Data extracted from a collection
=======

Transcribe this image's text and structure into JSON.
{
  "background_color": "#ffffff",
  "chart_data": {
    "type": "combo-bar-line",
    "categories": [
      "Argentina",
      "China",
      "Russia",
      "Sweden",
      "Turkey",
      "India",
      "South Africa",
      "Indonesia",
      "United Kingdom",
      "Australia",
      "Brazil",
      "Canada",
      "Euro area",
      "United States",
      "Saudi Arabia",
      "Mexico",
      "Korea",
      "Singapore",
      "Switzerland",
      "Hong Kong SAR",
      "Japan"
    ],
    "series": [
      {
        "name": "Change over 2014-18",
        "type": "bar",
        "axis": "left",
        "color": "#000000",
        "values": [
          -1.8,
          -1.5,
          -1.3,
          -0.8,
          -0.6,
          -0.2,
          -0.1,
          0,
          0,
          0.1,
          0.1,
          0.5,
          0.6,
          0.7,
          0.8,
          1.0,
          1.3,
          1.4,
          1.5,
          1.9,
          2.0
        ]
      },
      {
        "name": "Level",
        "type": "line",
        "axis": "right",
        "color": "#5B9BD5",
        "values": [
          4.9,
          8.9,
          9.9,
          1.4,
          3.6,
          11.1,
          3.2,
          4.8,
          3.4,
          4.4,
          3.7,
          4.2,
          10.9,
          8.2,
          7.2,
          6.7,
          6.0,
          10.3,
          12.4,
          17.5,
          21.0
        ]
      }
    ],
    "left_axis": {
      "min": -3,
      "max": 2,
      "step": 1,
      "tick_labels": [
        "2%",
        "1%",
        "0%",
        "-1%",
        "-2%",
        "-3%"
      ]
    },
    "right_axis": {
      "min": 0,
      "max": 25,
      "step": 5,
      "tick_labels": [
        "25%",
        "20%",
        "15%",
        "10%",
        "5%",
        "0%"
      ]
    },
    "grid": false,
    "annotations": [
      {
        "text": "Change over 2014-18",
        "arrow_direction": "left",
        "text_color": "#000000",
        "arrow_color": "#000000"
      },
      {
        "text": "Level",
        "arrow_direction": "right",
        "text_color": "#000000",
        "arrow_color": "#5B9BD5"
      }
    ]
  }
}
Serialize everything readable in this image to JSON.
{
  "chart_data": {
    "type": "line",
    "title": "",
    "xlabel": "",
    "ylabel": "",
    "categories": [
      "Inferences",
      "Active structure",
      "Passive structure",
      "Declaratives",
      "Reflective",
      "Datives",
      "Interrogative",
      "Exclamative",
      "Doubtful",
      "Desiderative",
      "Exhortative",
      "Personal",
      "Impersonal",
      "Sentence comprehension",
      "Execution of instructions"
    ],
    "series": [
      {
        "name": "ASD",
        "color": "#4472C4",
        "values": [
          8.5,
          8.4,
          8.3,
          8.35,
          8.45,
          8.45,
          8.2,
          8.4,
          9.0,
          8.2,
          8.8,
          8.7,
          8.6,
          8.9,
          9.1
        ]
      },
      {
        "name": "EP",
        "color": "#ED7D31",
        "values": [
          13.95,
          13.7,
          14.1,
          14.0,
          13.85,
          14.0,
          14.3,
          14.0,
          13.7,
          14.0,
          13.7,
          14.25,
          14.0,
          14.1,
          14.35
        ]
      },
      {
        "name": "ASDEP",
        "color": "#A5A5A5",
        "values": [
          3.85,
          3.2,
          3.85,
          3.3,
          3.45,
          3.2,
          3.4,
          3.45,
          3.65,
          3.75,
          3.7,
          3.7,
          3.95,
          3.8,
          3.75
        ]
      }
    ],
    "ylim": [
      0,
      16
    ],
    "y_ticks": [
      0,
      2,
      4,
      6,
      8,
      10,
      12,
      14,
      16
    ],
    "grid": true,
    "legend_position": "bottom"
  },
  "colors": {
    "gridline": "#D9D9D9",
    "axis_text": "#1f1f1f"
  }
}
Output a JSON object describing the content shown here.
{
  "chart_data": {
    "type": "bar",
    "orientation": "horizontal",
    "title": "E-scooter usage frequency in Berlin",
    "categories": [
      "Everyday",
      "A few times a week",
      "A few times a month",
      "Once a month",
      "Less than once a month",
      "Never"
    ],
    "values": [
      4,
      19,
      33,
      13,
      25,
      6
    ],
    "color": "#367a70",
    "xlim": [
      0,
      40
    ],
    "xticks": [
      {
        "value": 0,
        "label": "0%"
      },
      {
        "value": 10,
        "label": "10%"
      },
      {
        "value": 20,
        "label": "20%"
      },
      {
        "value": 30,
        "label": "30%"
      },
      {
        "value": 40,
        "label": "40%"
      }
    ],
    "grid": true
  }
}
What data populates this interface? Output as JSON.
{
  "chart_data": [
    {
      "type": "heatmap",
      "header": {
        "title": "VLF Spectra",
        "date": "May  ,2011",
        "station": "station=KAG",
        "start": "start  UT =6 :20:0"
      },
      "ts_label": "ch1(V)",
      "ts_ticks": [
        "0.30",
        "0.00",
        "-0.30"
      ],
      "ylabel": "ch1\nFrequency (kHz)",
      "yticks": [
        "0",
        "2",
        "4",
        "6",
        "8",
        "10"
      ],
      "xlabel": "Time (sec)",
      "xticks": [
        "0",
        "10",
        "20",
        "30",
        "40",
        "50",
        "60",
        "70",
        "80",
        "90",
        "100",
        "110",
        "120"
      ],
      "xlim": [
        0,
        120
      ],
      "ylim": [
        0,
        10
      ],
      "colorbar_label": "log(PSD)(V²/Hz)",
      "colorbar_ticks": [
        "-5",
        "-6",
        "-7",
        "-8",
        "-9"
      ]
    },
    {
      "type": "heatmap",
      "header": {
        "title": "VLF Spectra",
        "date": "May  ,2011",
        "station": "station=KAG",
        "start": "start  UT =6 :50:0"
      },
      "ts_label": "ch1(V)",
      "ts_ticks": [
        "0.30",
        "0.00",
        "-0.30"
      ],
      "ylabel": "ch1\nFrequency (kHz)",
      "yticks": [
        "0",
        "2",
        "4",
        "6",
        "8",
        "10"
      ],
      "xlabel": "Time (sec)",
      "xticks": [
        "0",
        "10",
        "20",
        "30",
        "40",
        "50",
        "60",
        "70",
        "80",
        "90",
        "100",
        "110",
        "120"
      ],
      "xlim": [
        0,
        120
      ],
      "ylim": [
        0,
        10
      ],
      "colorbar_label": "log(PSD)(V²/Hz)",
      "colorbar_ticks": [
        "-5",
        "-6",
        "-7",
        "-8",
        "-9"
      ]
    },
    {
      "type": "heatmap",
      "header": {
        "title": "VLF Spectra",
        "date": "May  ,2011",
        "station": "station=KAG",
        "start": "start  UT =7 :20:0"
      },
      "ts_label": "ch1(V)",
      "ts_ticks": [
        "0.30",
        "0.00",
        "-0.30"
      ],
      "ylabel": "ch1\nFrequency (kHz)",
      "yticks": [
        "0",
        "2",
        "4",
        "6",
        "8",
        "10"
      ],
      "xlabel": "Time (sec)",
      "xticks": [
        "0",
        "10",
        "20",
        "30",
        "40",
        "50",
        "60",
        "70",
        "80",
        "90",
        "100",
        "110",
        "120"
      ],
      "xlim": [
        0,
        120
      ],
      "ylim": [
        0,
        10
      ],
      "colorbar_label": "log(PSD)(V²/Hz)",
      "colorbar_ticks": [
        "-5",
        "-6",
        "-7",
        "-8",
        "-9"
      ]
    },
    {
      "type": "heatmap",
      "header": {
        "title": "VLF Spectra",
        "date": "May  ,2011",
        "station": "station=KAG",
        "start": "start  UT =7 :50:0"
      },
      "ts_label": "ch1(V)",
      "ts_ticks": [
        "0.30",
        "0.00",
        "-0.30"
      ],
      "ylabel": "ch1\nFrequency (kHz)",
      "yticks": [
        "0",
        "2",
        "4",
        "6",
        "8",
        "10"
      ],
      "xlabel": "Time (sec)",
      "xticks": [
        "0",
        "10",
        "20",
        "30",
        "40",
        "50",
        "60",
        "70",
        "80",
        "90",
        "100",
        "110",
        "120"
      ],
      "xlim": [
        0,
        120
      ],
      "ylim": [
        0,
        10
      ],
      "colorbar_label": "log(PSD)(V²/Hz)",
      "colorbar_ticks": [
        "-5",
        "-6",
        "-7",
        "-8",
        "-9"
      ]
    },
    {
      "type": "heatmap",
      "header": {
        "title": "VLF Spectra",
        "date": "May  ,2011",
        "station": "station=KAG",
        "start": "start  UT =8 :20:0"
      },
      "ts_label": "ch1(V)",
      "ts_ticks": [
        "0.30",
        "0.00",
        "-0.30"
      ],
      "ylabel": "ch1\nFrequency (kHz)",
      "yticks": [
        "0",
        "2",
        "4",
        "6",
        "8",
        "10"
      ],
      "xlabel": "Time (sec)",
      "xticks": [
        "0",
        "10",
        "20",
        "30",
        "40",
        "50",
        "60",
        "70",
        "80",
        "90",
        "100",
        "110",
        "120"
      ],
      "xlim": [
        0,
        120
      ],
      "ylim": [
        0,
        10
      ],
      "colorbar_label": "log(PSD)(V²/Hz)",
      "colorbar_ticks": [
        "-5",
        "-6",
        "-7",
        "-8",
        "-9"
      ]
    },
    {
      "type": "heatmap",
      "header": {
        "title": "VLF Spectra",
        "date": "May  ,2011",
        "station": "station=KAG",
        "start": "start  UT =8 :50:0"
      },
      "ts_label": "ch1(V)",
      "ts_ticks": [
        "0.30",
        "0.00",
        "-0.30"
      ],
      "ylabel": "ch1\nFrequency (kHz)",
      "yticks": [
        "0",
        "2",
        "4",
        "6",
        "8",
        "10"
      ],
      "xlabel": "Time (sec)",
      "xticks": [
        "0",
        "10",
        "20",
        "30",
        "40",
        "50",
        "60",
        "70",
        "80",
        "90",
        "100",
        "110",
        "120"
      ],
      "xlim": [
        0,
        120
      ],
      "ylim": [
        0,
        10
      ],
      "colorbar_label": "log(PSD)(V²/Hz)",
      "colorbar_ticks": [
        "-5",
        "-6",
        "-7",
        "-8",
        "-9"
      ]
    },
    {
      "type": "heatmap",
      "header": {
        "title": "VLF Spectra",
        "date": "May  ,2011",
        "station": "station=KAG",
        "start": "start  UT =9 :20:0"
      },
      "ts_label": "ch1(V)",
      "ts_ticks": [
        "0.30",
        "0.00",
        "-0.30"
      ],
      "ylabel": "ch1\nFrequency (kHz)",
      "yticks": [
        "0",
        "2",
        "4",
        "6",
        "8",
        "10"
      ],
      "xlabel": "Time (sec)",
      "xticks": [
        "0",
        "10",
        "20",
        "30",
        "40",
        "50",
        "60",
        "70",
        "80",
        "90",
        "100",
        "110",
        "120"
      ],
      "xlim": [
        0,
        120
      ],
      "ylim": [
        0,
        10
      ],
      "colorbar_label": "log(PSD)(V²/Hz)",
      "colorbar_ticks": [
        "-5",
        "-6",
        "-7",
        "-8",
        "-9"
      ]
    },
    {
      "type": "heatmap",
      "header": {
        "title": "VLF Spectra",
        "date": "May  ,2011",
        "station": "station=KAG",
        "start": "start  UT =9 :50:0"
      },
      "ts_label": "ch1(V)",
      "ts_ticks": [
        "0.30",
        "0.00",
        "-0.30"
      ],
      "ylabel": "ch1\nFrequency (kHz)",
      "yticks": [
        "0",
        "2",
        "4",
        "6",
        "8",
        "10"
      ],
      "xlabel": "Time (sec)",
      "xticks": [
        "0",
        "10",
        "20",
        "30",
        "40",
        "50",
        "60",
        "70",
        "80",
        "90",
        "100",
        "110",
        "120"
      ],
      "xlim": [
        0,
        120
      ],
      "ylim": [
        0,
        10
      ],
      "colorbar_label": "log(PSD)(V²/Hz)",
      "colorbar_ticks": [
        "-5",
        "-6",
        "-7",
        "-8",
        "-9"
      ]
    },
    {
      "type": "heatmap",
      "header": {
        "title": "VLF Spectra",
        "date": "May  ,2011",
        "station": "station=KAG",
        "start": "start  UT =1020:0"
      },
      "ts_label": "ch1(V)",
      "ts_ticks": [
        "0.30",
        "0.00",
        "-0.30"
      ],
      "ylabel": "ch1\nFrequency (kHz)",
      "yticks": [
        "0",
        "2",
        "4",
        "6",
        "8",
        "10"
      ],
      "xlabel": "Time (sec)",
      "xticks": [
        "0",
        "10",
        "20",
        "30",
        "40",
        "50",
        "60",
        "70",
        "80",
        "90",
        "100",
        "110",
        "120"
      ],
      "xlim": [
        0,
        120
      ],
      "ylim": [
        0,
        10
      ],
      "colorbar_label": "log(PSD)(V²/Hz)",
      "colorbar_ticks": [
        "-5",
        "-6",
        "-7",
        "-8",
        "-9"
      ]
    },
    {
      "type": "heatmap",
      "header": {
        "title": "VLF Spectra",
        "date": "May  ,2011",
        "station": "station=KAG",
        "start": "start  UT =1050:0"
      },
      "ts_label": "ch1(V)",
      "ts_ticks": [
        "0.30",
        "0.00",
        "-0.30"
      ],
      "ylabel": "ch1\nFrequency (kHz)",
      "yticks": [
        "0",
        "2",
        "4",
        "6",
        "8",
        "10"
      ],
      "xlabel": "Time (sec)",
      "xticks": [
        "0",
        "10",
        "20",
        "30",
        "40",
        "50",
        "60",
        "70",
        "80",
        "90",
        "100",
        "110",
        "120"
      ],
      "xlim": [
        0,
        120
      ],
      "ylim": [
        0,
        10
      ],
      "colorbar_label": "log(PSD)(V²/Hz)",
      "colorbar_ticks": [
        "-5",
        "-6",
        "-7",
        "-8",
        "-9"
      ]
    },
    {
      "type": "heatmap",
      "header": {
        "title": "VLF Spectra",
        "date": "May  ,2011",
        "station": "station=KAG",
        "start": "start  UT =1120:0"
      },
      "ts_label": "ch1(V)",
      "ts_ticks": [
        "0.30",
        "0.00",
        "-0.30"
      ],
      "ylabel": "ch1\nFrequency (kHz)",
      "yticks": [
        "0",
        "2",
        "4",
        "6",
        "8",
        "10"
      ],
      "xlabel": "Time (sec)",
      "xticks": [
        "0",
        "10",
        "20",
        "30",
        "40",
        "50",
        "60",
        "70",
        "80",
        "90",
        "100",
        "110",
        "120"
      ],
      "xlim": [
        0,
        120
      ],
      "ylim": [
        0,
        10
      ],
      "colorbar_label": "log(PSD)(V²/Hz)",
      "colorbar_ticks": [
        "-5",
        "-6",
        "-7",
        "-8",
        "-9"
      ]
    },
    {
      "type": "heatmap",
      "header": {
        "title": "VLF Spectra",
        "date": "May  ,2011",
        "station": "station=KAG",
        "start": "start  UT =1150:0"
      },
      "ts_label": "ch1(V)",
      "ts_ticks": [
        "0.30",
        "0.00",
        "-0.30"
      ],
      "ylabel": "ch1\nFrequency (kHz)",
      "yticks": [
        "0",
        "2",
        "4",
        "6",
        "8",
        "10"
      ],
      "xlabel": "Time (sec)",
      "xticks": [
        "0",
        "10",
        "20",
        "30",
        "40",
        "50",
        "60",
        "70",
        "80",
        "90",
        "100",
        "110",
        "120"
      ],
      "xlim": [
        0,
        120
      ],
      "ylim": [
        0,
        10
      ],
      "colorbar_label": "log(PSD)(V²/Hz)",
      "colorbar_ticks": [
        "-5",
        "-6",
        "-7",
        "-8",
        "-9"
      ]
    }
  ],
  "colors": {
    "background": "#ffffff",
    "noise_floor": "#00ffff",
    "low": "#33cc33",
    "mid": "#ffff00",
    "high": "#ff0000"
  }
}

=======

**Directions for this task**
Return from the data every line that holds "over".

**The result**
        "name": "Change over 2014-18",
        "text": "Change over 2014-18",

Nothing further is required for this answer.